Task statement:
Repeat the lines below exactly as they appear, but leave out the images.

Records for the exercise:
************
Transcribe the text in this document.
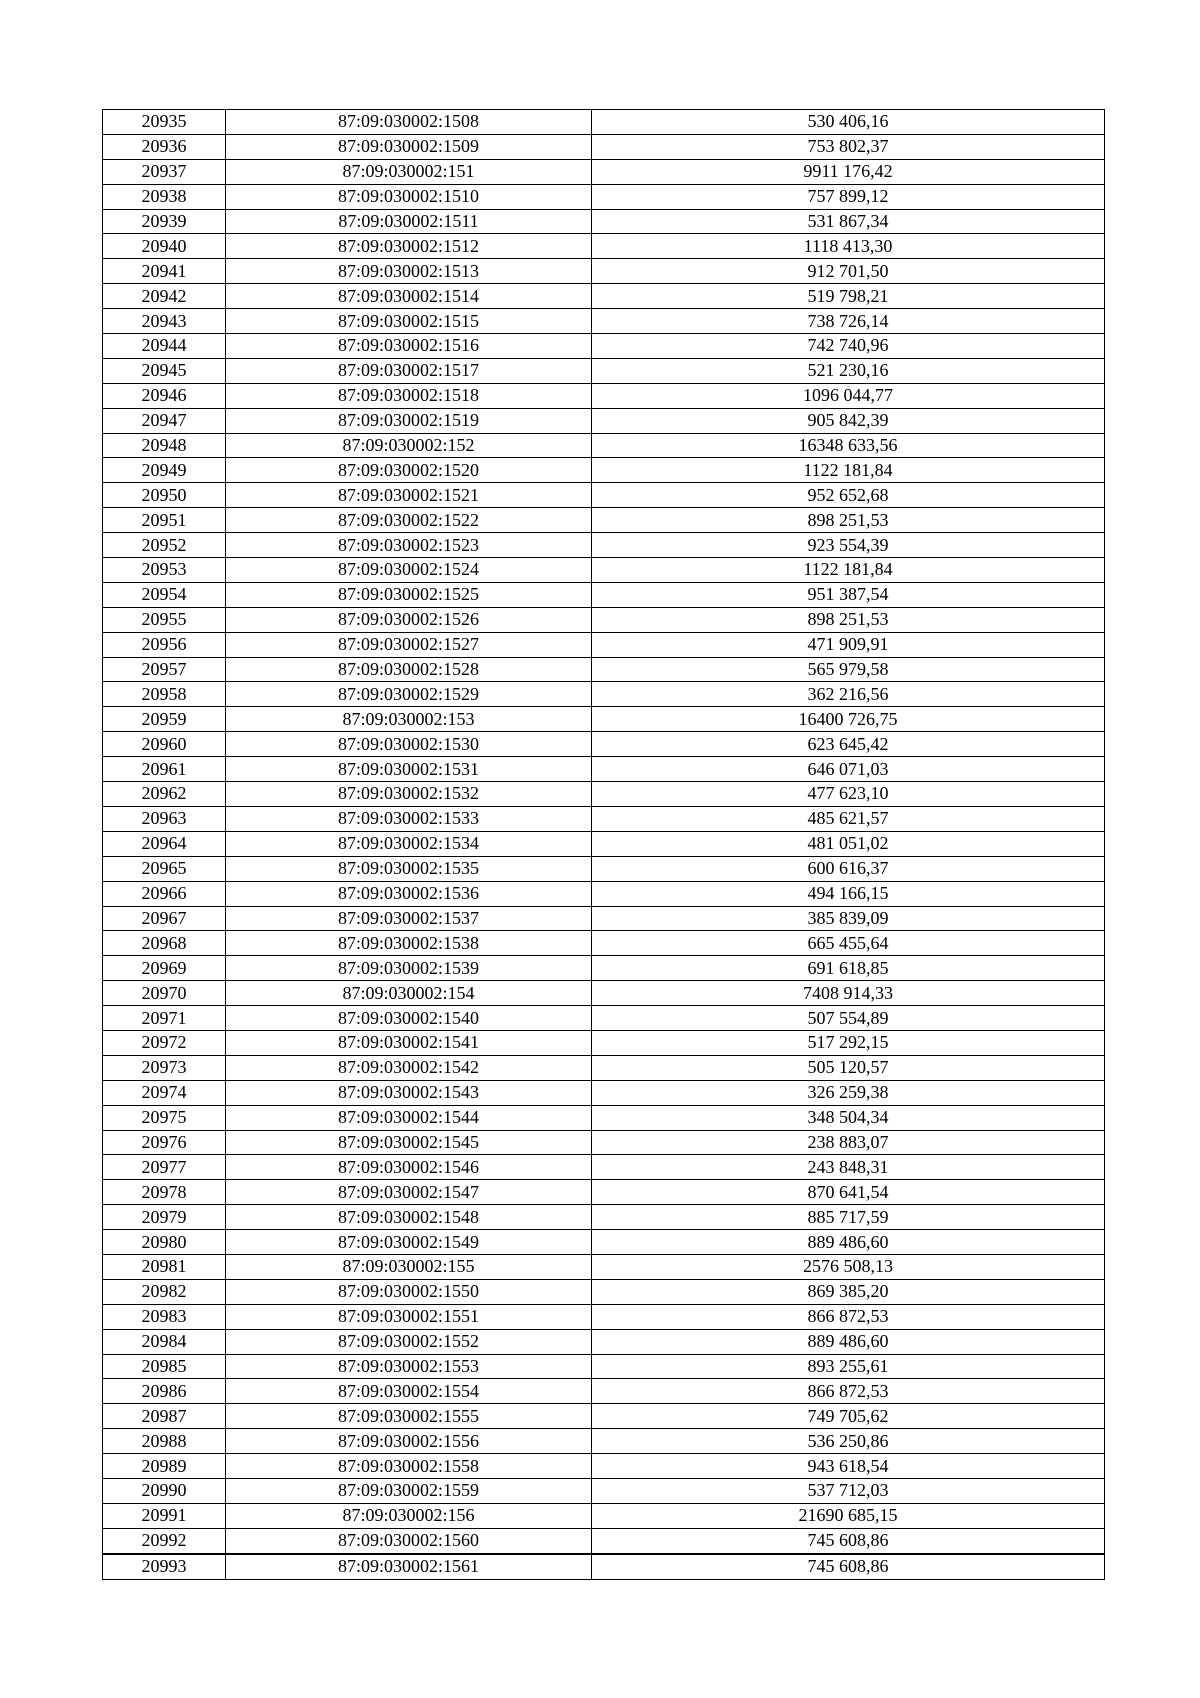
20935	87:09:030002:1508	530 406,16
20936	87:09:030002:1509	753 802,37
20937	87:09:030002:151	9911 176,42
20938	87:09:030002:1510	757 899,12
20939	87:09:030002:1511	531 867,34
20940	87:09:030002:1512	1118 413,30
20941	87:09:030002:1513	912 701,50
20942	87:09:030002:1514	519 798,21
20943	87:09:030002:1515	738 726,14
20944	87:09:030002:1516	742 740,96
20945	87:09:030002:1517	521 230,16
20946	87:09:030002:1518	1096 044,77
20947	87:09:030002:1519	905 842,39
20948	87:09:030002:152	16348 633,56
20949	87:09:030002:1520	1122 181,84
20950	87:09:030002:1521	952 652,68
20951	87:09:030002:1522	898 251,53
20952	87:09:030002:1523	923 554,39
20953	87:09:030002:1524	1122 181,84
20954	87:09:030002:1525	951 387,54
20955	87:09:030002:1526	898 251,53
20956	87:09:030002:1527	471 909,91
20957	87:09:030002:1528	565 979,58
20958	87:09:030002:1529	362 216,56
20959	87:09:030002:153	16400 726,75
20960	87:09:030002:1530	623 645,42
20961	87:09:030002:1531	646 071,03
20962	87:09:030002:1532	477 623,10
20963	87:09:030002:1533	485 621,57
20964	87:09:030002:1534	481 051,02
20965	87:09:030002:1535	600 616,37
20966	87:09:030002:1536	494 166,15
20967	87:09:030002:1537	385 839,09
20968	87:09:030002:1538	665 455,64
20969	87:09:030002:1539	691 618,85
20970	87:09:030002:154	7408 914,33
20971	87:09:030002:1540	507 554,89
20972	87:09:030002:1541	517 292,15
20973	87:09:030002:1542	505 120,57
20974	87:09:030002:1543	326 259,38
20975	87:09:030002:1544	348 504,34
20976	87:09:030002:1545	238 883,07
20977	87:09:030002:1546	243 848,31
20978	87:09:030002:1547	870 641,54
20979	87:09:030002:1548	885 717,59
20980	87:09:030002:1549	889 486,60
20981	87:09:030002:155	2576 508,13
20982	87:09:030002:1550	869 385,20
20983	87:09:030002:1551	866 872,53
20984	87:09:030002:1552	889 486,60
20985	87:09:030002:1553	893 255,61
20986	87:09:030002:1554	866 872,53
20987	87:09:030002:1555	749 705,62
20988	87:09:030002:1556	536 250,86
20989	87:09:030002:1558	943 618,54
20990	87:09:030002:1559	537 712,03
20991	87:09:030002:156	21690 685,15
20992	87:09:030002:1560	745 608,86
20993	87:09:030002:1561	745 608,86
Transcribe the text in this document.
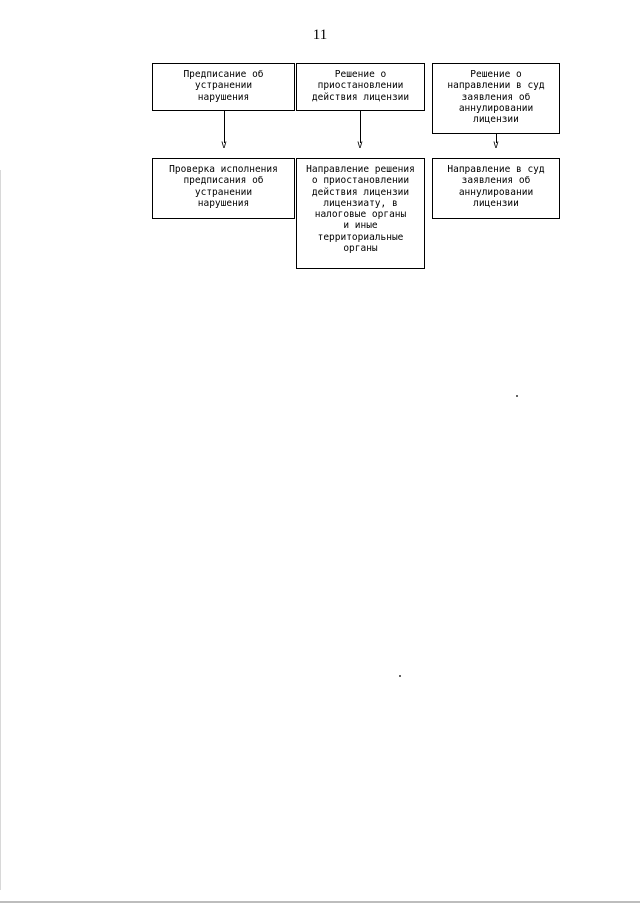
11
Предписание об
устранении
нарушения
Решение о
приостановлении
действия лицензии
Решение о
направлении в суд
заявления об
аннулировании
лицензии
V	V	V
Проверка исполнения
предписания об
устранении
нарушения
Направление решения
о приостановлении
действия лицензии
лицензиату, в
налоговые органы
и иные
территориальные
органы
Направление в суд
заявления об
аннулировании
лицензии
************
Task result:
Transcribe the text in this document.
20935	87:09:030002:1508	530 406,16
20936	87:09:030002:1509	753 802,37
20937	87:09:030002:151	9911 176,42
20938	87:09:030002:1510	757 899,12
20939	87:09:030002:1511	531 867,34
20940	87:09:030002:1512	1118 413,30
20941	87:09:030002:1513	912 701,50
20942	87:09:030002:1514	519 798,21
20943	87:09:030002:1515	738 726,14
20944	87:09:030002:1516	742 740,96
20945	87:09:030002:1517	521 230,16
20946	87:09:030002:1518	1096 044,77
20947	87:09:030002:1519	905 842,39
20948	87:09:030002:152	16348 633,56
20949	87:09:030002:1520	1122 181,84
20950	87:09:030002:1521	952 652,68
20951	87:09:030002:1522	898 251,53
20952	87:09:030002:1523	923 554,39
20953	87:09:030002:1524	1122 181,84
20954	87:09:030002:1525	951 387,54
20955	87:09:030002:1526	898 251,53
20956	87:09:030002:1527	471 909,91
20957	87:09:030002:1528	565 979,58
20958	87:09:030002:1529	362 216,56
20959	87:09:030002:153	16400 726,75
20960	87:09:030002:1530	623 645,42
20961	87:09:030002:1531	646 071,03
20962	87:09:030002:1532	477 623,10
20963	87:09:030002:1533	485 621,57
20964	87:09:030002:1534	481 051,02
20965	87:09:030002:1535	600 616,37
20966	87:09:030002:1536	494 166,15
20967	87:09:030002:1537	385 839,09
20968	87:09:030002:1538	665 455,64
20969	87:09:030002:1539	691 618,85
20970	87:09:030002:154	7408 914,33
20971	87:09:030002:1540	507 554,89
20972	87:09:030002:1541	517 292,15
20973	87:09:030002:1542	505 120,57
20974	87:09:030002:1543	326 259,38
20975	87:09:030002:1544	348 504,34
20976	87:09:030002:1545	238 883,07
20977	87:09:030002:1546	243 848,31
20978	87:09:030002:1547	870 641,54
20979	87:09:030002:1548	885 717,59
20980	87:09:030002:1549	889 486,60
20981	87:09:030002:155	2576 508,13
20982	87:09:030002:1550	869 385,20
20983	87:09:030002:1551	866 872,53
20984	87:09:030002:1552	889 486,60
20985	87:09:030002:1553	893 255,61
20986	87:09:030002:1554	866 872,53
20987	87:09:030002:1555	749 705,62
20988	87:09:030002:1556	536 250,86
20989	87:09:030002:1558	943 618,54
20990	87:09:030002:1559	537 712,03
20991	87:09:030002:156	21690 685,15
20992	87:09:030002:1560	745 608,86
20993	87:09:030002:1561	745 608,86
Transcribe the text in this document.
11
Предписание об
устранении
нарушения
Решение о
приостановлении
действия лицензии
Решение о
направлении в суд
заявления об
аннулировании
лицензии
V	V	V
Проверка исполнения
предписания об
устранении
нарушения
Направление решения
о приостановлении
действия лицензии
лицензиату, в
налоговые органы
и иные
территориальные
органы
Направление в суд
заявления об
аннулировании
лицензии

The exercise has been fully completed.